Dataset records
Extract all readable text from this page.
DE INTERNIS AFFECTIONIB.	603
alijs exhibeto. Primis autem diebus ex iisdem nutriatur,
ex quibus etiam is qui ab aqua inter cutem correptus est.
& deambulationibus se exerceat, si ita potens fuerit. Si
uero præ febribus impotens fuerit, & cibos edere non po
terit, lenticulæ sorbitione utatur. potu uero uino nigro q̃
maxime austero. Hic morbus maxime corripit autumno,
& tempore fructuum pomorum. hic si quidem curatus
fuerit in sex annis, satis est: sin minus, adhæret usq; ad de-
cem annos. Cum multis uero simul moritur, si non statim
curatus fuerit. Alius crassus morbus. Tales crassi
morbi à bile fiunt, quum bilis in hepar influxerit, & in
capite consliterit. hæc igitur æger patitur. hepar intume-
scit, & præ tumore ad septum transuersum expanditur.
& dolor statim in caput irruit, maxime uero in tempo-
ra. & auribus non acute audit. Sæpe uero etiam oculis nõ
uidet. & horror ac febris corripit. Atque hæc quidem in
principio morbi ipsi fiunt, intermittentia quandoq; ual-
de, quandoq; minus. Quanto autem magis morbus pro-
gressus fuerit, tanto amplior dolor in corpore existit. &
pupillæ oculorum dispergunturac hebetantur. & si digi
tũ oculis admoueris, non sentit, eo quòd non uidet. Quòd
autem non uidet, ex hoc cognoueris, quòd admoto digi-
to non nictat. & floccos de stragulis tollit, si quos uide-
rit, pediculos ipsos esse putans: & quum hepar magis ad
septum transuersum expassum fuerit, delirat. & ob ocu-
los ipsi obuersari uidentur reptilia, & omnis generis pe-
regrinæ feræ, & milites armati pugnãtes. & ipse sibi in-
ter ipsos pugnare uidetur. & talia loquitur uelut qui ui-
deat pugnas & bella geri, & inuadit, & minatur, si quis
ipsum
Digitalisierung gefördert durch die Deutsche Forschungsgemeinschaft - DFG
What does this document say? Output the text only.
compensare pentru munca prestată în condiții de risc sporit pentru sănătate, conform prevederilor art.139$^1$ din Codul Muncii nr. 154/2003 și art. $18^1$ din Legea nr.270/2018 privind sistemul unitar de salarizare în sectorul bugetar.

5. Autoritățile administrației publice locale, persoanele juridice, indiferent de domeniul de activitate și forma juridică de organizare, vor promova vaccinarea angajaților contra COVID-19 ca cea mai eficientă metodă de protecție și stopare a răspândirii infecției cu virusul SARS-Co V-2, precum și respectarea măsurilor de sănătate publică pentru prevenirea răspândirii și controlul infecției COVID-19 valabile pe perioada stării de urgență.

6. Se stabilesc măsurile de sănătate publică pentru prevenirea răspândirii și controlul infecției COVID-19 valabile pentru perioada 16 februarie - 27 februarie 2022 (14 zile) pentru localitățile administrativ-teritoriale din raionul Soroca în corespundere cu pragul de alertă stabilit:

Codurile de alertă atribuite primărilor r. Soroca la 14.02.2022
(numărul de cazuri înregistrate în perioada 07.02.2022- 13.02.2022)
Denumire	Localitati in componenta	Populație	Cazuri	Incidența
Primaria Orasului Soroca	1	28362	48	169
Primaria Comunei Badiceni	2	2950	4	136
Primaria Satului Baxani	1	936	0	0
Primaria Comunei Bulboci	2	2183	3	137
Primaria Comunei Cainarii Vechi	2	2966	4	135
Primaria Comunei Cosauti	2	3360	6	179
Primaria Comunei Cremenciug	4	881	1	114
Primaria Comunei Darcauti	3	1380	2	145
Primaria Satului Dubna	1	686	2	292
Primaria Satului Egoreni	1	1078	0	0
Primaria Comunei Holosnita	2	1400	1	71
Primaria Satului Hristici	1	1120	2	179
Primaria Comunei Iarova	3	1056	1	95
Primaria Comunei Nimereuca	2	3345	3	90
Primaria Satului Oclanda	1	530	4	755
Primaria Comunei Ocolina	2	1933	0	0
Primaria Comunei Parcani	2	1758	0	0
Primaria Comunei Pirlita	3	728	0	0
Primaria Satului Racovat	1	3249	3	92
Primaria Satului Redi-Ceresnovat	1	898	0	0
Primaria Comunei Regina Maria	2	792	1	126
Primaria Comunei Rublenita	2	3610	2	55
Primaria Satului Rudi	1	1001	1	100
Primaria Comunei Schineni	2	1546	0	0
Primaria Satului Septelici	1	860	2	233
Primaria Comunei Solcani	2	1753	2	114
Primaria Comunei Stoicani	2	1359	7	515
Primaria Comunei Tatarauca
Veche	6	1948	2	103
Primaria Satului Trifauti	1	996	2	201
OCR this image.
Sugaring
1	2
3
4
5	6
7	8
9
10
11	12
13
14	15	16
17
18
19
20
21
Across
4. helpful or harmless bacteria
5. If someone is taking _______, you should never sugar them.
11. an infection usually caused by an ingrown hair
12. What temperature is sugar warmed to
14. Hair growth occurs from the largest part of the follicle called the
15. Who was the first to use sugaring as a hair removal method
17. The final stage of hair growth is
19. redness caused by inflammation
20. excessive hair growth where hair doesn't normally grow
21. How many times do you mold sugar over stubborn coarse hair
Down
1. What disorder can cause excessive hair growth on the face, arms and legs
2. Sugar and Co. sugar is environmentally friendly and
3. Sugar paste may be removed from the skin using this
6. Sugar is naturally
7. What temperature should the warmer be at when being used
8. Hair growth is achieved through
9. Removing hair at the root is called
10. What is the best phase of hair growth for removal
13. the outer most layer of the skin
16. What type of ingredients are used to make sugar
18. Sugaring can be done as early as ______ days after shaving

WHAT THE TASK ASKS: Note each line above that holds "autem", then copy all of them.

RESPONSE TO THE EXERCISE:
alijs exhibeto. Primis autem diebus ex iisdem nutriatur,
de, quandoq; minus. Quanto autem magis morbus pro-
autem non uidet, ex hoc cognoueris, quòd admoto digi-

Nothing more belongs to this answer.